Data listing
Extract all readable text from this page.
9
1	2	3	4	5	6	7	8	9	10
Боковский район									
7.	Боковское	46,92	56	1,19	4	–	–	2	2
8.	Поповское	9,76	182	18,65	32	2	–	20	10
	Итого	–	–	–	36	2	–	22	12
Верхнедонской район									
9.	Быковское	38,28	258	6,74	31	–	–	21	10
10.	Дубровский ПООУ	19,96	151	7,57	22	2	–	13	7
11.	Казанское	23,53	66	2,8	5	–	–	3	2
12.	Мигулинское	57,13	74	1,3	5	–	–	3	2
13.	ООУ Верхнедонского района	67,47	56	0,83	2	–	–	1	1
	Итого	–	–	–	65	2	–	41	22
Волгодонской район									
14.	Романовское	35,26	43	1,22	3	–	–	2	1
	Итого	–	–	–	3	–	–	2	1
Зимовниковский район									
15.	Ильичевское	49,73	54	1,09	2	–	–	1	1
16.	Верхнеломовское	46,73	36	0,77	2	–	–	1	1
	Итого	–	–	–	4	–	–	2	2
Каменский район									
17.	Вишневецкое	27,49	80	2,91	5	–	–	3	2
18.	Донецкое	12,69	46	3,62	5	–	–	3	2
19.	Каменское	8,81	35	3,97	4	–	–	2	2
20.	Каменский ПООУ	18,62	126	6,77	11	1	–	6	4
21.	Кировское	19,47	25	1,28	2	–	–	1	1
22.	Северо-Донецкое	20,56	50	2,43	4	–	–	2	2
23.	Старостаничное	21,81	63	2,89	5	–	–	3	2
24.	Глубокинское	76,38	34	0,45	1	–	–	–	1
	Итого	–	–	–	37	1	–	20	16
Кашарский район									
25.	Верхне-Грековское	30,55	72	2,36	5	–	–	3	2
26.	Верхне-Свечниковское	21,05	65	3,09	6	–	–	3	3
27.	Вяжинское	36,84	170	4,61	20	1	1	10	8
---
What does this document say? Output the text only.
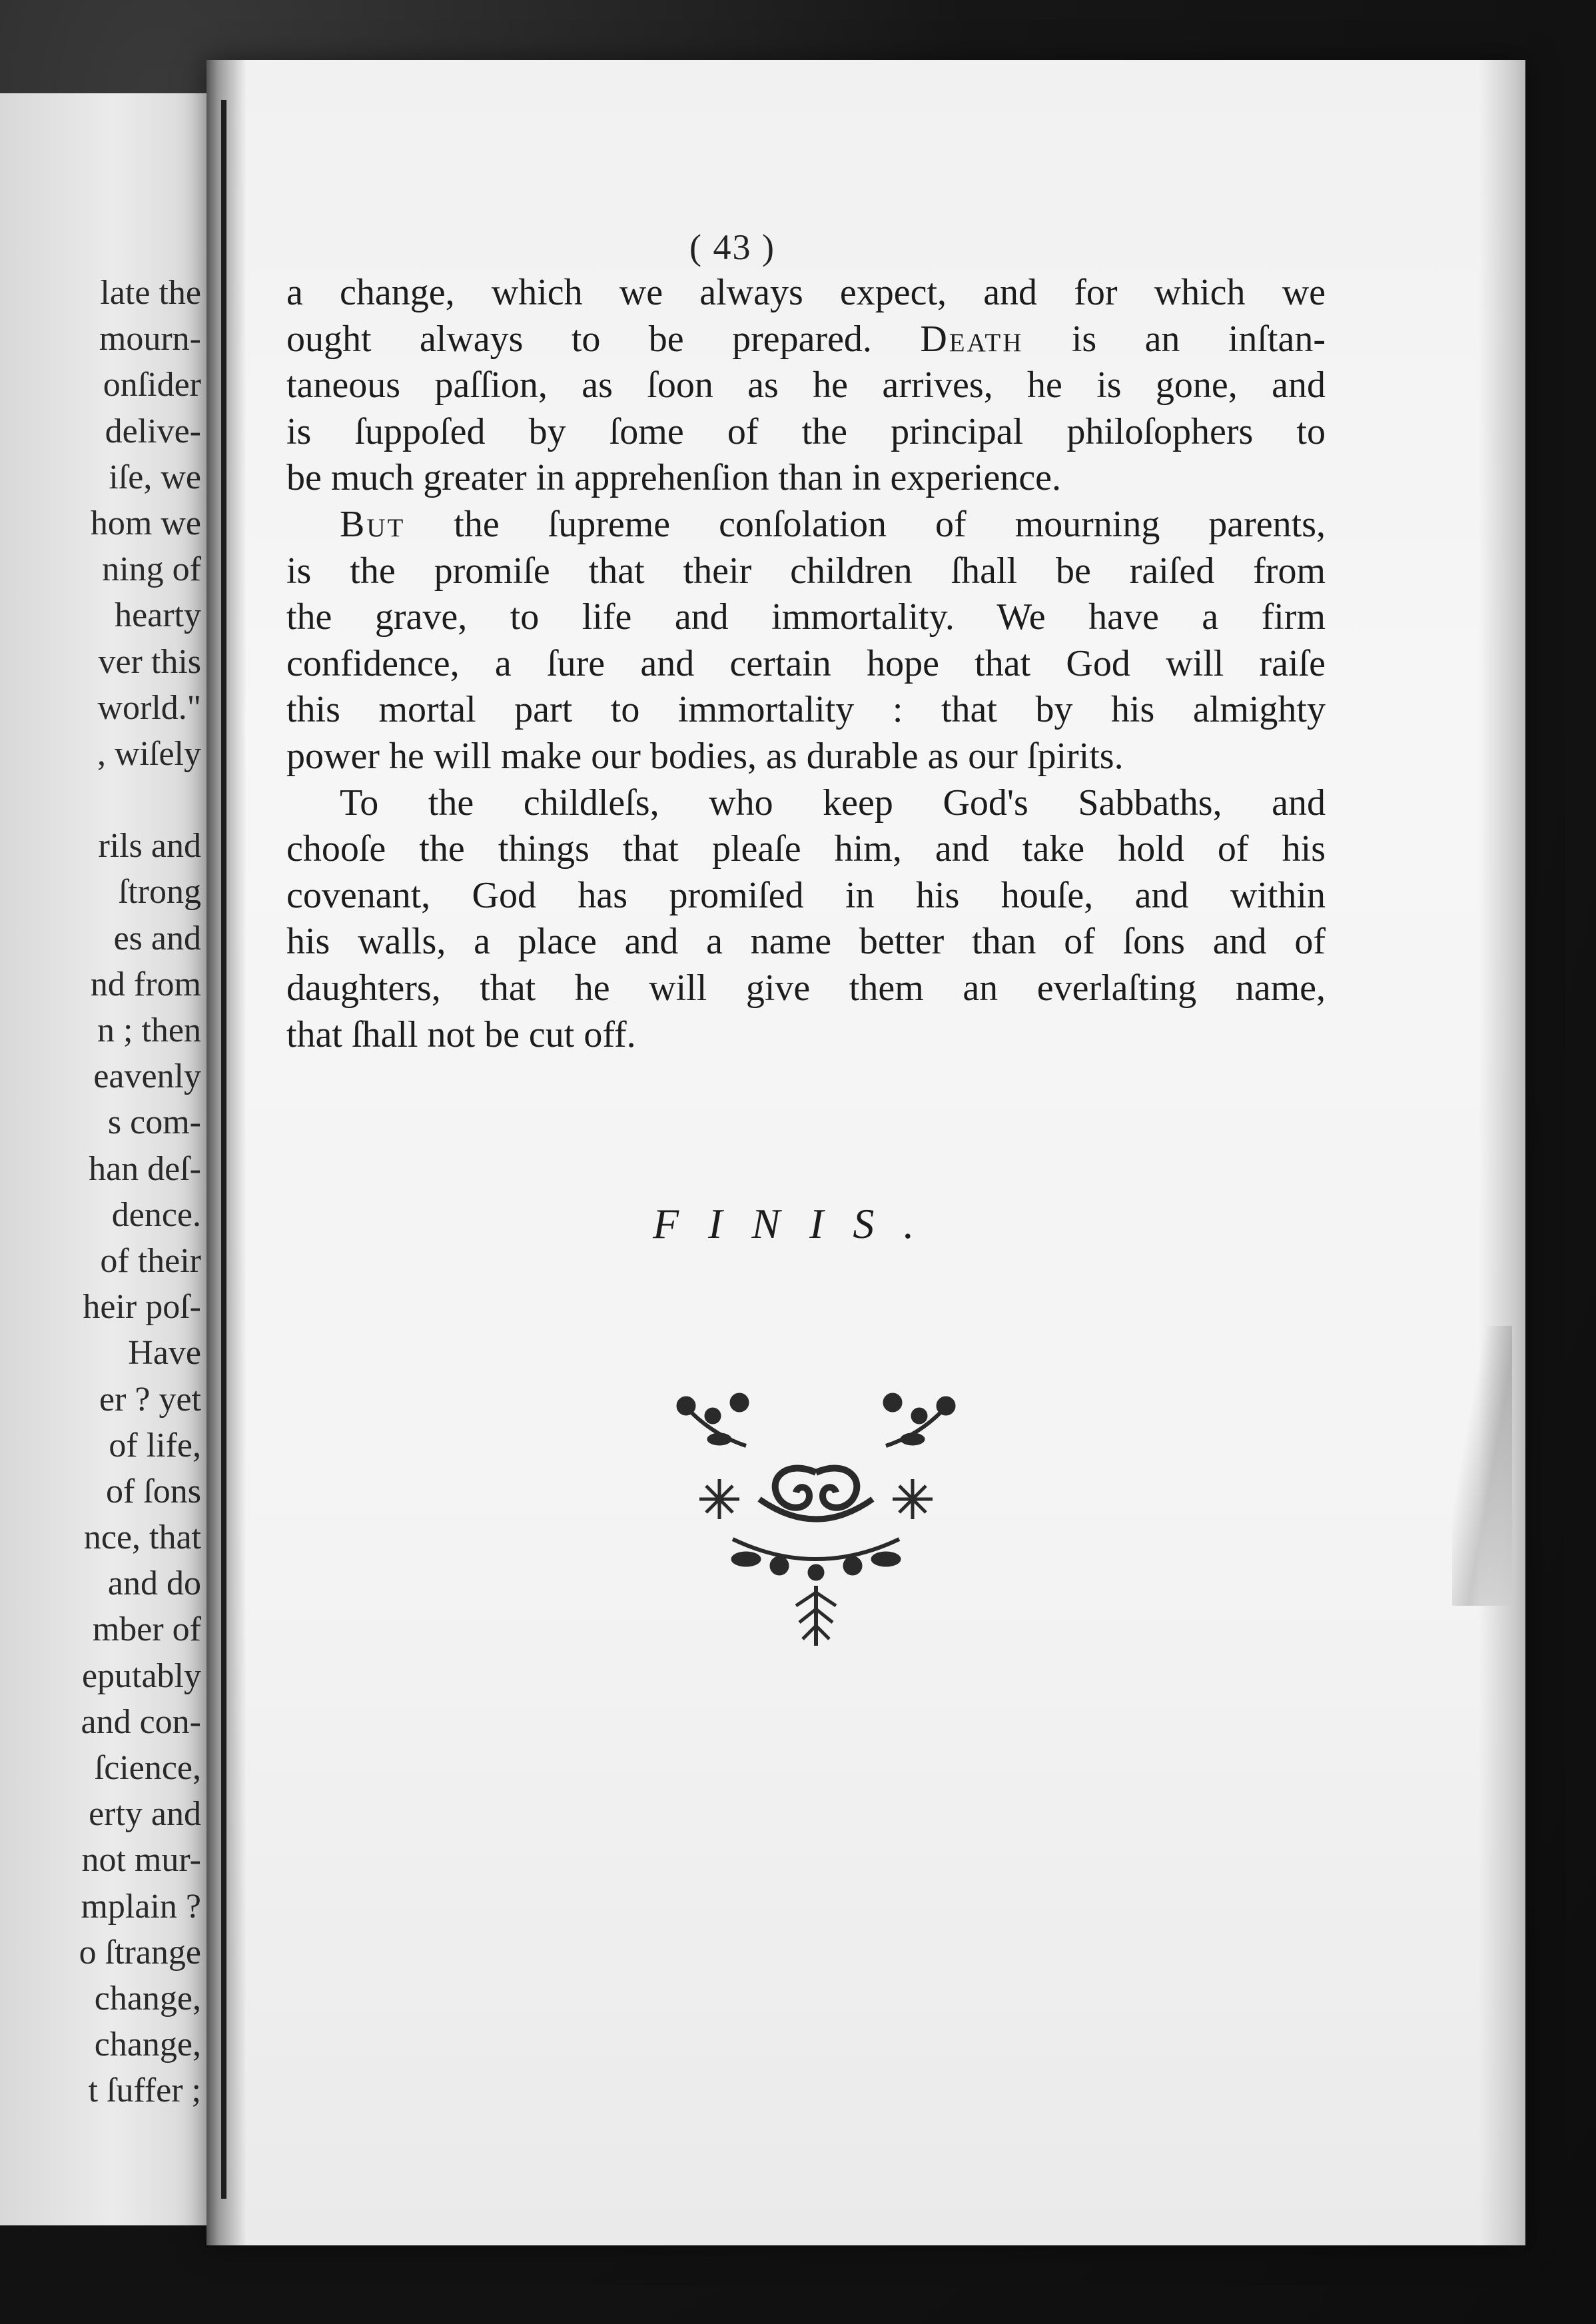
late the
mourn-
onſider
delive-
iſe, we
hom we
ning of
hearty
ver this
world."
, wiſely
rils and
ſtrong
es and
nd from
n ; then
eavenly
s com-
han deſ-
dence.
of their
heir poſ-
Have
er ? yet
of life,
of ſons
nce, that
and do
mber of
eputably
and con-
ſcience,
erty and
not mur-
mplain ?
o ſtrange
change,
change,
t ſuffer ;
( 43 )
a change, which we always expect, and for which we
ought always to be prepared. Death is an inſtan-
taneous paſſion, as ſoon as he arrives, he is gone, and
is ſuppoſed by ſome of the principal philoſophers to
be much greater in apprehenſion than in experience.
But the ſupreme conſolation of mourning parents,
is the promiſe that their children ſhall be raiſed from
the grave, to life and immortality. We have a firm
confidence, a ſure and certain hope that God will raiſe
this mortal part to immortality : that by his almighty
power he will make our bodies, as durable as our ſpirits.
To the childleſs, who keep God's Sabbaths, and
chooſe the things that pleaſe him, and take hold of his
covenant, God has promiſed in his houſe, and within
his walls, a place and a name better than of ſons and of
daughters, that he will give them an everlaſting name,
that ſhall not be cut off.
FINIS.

**Aim of the exercise:** Give every line of the material that includes the string "immortality".

**Answer to this problem:**
the grave, to life and immortality. We have a firm
this mortal part to immortality : that by his almighty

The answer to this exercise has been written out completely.